Written exercise | Leave every picture out and write out the records below exactly.
— Begin Listed records —
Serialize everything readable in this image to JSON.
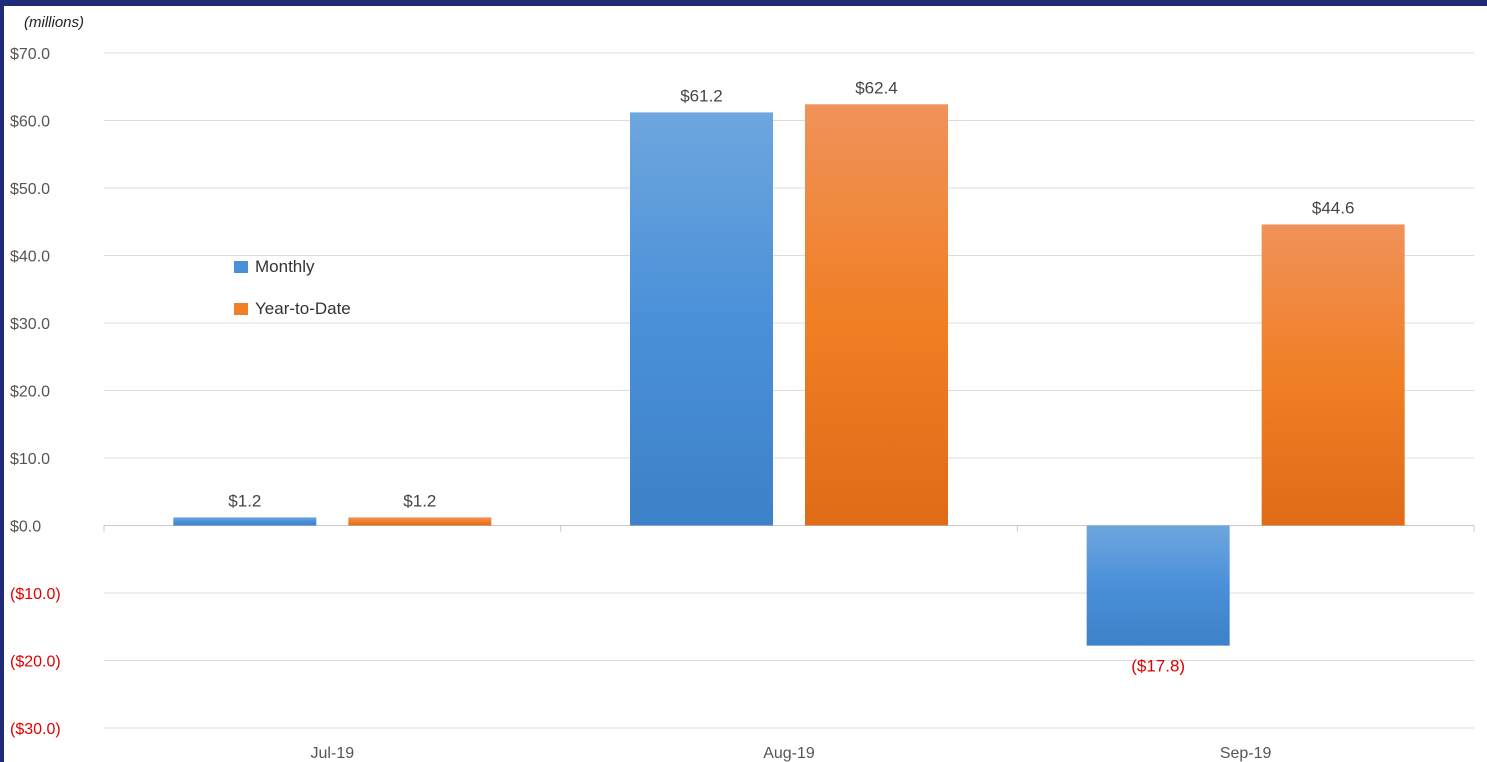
{
  "chart_data": {
    "type": "bar",
    "unit_label": "(millions)",
    "categories": [
      "Jul-19",
      "Aug-19",
      "Sep-19"
    ],
    "series": [
      {
        "name": "Monthly",
        "values": [
          1.2,
          61.2,
          -17.8
        ],
        "labels": [
          "$1.2",
          "$61.2",
          "($17.8)"
        ],
        "color": "#4a90d9"
      },
      {
        "name": "Year-to-Date",
        "values": [
          1.2,
          62.4,
          44.6
        ],
        "labels": [
          "$1.2",
          "$62.4",
          "$44.6"
        ],
        "color": "#f07f25"
      }
    ],
    "ylim": [
      -30,
      70
    ],
    "yticks": [
      70,
      60,
      50,
      40,
      30,
      20,
      10,
      0,
      -10,
      -20,
      -30
    ],
    "ytick_labels": [
      "$70.0",
      "$60.0",
      "$50.0",
      "$40.0",
      "$30.0",
      "$20.0",
      "$10.0",
      "$0.0",
      "($10.0)",
      "($20.0)",
      "($30.0)"
    ],
    "negative_color": "#e00000",
    "grid": true,
    "legend_position": "left"
  }
}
— End Listed records —
Solution |
Serialize everything readable in this image to JSON.
{
  "chart_data": {
    "type": "bar",
    "unit_label": "(millions)",
    "categories": [
      "Jul-19",
      "Aug-19",
      "Sep-19"
    ],
    "series": [
      {
        "name": "Monthly",
        "values": [
          1.2,
          61.2,
          -17.8
        ],
        "labels": [
          "$1.2",
          "$61.2",
          "($17.8)"
        ],
        "color": "#4a90d9"
      },
      {
        "name": "Year-to-Date",
        "values": [
          1.2,
          62.4,
          44.6
        ],
        "labels": [
          "$1.2",
          "$62.4",
          "$44.6"
        ],
        "color": "#f07f25"
      }
    ],
    "ylim": [
      -30,
      70
    ],
    "yticks": [
      70,
      60,
      50,
      40,
      30,
      20,
      10,
      0,
      -10,
      -20,
      -30
    ],
    "ytick_labels": [
      "$70.0",
      "$60.0",
      "$50.0",
      "$40.0",
      "$30.0",
      "$20.0",
      "$10.0",
      "$0.0",
      "($10.0)",
      "($20.0)",
      "($30.0)"
    ],
    "negative_color": "#e00000",
    "grid": true,
    "legend_position": "left"
  }
}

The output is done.